## TASK BRIEF
Which lines have the string "gastos"? Copy all of them from the entries below.
─── DATA ROWS ───
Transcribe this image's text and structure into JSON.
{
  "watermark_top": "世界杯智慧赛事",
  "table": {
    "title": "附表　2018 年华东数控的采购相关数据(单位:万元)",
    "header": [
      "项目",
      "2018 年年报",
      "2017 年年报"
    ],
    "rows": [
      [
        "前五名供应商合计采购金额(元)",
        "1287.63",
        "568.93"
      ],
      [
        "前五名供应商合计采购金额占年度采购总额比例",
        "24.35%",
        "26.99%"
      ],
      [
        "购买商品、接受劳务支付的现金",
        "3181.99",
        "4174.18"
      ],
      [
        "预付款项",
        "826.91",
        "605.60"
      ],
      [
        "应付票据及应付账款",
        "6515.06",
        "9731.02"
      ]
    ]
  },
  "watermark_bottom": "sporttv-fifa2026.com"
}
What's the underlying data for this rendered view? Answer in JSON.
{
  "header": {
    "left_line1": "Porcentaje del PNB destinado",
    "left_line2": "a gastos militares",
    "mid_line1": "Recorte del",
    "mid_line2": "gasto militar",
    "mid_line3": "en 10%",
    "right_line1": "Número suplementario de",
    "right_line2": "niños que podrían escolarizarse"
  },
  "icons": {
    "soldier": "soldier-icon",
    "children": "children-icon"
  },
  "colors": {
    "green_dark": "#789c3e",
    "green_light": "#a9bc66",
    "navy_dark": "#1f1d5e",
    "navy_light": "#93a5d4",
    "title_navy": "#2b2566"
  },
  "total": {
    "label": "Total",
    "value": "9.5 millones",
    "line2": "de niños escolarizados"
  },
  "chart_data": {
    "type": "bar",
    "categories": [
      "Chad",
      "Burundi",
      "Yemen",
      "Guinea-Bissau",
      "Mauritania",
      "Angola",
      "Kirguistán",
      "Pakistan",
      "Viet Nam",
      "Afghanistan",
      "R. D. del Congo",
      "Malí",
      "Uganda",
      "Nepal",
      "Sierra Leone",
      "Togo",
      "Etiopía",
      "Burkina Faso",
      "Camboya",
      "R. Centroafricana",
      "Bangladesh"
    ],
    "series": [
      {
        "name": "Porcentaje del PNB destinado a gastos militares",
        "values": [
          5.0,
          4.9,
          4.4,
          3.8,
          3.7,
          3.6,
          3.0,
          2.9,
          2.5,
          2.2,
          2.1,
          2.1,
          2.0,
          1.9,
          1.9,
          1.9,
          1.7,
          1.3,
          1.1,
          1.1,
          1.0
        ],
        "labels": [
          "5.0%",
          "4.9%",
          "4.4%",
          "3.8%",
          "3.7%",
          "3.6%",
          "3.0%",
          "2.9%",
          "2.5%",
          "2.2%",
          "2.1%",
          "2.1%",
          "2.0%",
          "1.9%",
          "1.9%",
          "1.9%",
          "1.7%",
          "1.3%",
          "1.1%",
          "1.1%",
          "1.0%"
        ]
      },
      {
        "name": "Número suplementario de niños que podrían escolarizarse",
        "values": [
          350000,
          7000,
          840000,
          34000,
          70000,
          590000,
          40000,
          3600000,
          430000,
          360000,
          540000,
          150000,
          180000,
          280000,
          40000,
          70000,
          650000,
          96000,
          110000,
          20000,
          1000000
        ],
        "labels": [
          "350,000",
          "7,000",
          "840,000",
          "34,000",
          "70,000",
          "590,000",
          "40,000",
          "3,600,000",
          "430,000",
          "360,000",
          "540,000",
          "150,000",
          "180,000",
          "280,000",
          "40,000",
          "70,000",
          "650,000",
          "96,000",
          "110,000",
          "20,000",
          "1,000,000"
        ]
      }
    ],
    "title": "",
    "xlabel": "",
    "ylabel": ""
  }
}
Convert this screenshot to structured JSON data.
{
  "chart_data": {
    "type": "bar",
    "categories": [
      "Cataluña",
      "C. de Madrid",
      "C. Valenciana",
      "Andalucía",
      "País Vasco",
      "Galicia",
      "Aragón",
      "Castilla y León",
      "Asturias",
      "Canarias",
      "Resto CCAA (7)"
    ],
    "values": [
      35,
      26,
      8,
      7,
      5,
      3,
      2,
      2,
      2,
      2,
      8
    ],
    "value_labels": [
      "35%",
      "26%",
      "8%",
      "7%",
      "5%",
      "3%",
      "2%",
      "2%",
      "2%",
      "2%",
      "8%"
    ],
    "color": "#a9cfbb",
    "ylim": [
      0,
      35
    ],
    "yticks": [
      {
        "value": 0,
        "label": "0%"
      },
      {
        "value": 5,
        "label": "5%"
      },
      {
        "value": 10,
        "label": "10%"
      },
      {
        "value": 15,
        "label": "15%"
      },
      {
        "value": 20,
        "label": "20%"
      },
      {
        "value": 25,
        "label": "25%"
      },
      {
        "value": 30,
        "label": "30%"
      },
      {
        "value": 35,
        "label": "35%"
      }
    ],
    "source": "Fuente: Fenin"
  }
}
───
## EXERCISE ANSWER
    "left_line2": "a gastos militares",
        "name": "Porcentaje del PNB destinado a gastos militares",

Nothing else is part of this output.